* **Task goal**:
Write out the whole listing word for word.

## BEGIN Records

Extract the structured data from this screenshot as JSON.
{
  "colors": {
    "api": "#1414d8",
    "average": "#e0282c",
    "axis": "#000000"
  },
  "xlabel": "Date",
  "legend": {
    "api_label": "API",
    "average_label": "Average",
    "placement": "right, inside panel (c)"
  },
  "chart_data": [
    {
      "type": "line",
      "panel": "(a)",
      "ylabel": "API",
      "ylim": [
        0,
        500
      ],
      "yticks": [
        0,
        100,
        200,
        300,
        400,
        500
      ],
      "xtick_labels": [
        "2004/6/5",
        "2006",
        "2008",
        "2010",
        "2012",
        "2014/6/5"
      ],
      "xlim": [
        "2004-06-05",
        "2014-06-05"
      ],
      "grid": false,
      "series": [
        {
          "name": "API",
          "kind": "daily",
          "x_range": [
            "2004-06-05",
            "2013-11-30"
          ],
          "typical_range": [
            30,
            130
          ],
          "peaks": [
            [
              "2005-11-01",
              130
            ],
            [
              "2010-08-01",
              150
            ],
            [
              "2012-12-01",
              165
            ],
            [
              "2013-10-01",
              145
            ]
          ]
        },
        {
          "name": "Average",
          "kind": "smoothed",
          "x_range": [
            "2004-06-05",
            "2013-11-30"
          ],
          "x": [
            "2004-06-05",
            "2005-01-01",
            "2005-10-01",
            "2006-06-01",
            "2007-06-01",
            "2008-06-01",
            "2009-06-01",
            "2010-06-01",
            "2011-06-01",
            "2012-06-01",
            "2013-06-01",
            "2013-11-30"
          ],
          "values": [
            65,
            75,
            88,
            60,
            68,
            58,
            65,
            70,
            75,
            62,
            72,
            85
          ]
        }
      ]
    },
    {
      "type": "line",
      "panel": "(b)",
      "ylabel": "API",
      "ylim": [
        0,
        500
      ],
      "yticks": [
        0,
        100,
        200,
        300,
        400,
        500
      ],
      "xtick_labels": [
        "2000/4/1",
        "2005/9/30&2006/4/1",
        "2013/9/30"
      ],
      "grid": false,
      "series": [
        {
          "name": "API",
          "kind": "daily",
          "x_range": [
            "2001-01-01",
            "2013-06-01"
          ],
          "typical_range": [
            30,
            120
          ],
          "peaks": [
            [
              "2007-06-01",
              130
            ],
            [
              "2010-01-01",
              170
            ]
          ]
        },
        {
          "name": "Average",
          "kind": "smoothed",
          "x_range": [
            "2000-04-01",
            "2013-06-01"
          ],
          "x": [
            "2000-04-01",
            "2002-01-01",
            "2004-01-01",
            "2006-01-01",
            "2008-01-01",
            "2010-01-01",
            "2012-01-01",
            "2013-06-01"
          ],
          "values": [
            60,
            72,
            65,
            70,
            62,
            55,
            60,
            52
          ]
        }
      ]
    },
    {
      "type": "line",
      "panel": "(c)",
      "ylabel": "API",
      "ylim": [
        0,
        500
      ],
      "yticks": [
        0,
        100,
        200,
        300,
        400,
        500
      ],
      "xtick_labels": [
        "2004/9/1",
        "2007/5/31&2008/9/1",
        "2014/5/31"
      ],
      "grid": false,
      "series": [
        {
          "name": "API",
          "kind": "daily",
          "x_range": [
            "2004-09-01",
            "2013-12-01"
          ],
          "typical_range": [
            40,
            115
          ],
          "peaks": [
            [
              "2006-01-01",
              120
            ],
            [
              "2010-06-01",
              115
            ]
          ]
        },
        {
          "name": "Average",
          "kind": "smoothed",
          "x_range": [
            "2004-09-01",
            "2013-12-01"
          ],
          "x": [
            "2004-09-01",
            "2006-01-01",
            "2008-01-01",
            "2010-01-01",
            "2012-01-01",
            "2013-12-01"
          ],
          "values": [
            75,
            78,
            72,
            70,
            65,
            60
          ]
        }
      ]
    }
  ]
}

## END Records

* **Task solution**:
Extract the structured data from this screenshot as JSON.
{
  "colors": {
    "api": "#1414d8",
    "average": "#e0282c",
    "axis": "#000000"
  },
  "xlabel": "Date",
  "legend": {
    "api_label": "API",
    "average_label": "Average",
    "placement": "right, inside panel (c)"
  },
  "chart_data": [
    {
      "type": "line",
      "panel": "(a)",
      "ylabel": "API",
      "ylim": [
        0,
        500
      ],
      "yticks": [
        0,
        100,
        200,
        300,
        400,
        500
      ],
      "xtick_labels": [
        "2004/6/5",
        "2006",
        "2008",
        "2010",
        "2012",
        "2014/6/5"
      ],
      "xlim": [
        "2004-06-05",
        "2014-06-05"
      ],
      "grid": false,
      "series": [
        {
          "name": "API",
          "kind": "daily",
          "x_range": [
            "2004-06-05",
            "2013-11-30"
          ],
          "typical_range": [
            30,
            130
          ],
          "peaks": [
            [
              "2005-11-01",
              130
            ],
            [
              "2010-08-01",
              150
            ],
            [
              "2012-12-01",
              165
            ],
            [
              "2013-10-01",
              145
            ]
          ]
        },
        {
          "name": "Average",
          "kind": "smoothed",
          "x_range": [
            "2004-06-05",
            "2013-11-30"
          ],
          "x": [
            "2004-06-05",
            "2005-01-01",
            "2005-10-01",
            "2006-06-01",
            "2007-06-01",
            "2008-06-01",
            "2009-06-01",
            "2010-06-01",
            "2011-06-01",
            "2012-06-01",
            "2013-06-01",
            "2013-11-30"
          ],
          "values": [
            65,
            75,
            88,
            60,
            68,
            58,
            65,
            70,
            75,
            62,
            72,
            85
          ]
        }
      ]
    },
    {
      "type": "line",
      "panel": "(b)",
      "ylabel": "API",
      "ylim": [
        0,
        500
      ],
      "yticks": [
        0,
        100,
        200,
        300,
        400,
        500
      ],
      "xtick_labels": [
        "2000/4/1",
        "2005/9/30&2006/4/1",
        "2013/9/30"
      ],
      "grid": false,
      "series": [
        {
          "name": "API",
          "kind": "daily",
          "x_range": [
            "2001-01-01",
            "2013-06-01"
          ],
          "typical_range": [
            30,
            120
          ],
          "peaks": [
            [
              "2007-06-01",
              130
            ],
            [
              "2010-01-01",
              170
            ]
          ]
        },
        {
          "name": "Average",
          "kind": "smoothed",
          "x_range": [
            "2000-04-01",
            "2013-06-01"
          ],
          "x": [
            "2000-04-01",
            "2002-01-01",
            "2004-01-01",
            "2006-01-01",
            "2008-01-01",
            "2010-01-01",
            "2012-01-01",
            "2013-06-01"
          ],
          "values": [
            60,
            72,
            65,
            70,
            62,
            55,
            60,
            52
          ]
        }
      ]
    },
    {
      "type": "line",
      "panel": "(c)",
      "ylabel": "API",
      "ylim": [
        0,
        500
      ],
      "yticks": [
        0,
        100,
        200,
        300,
        400,
        500
      ],
      "xtick_labels": [
        "2004/9/1",
        "2007/5/31&2008/9/1",
        "2014/5/31"
      ],
      "grid": false,
      "series": [
        {
          "name": "API",
          "kind": "daily",
          "x_range": [
            "2004-09-01",
            "2013-12-01"
          ],
          "typical_range": [
            40,
            115
          ],
          "peaks": [
            [
              "2006-01-01",
              120
            ],
            [
              "2010-06-01",
              115
            ]
          ]
        },
        {
          "name": "Average",
          "kind": "smoothed",
          "x_range": [
            "2004-09-01",
            "2013-12-01"
          ],
          "x": [
            "2004-09-01",
            "2006-01-01",
            "2008-01-01",
            "2010-01-01",
            "2012-01-01",
            "2013-12-01"
          ],
          "values": [
            75,
            78,
            72,
            70,
            65,
            60
          ]
        }
      ]
    }
  ]
}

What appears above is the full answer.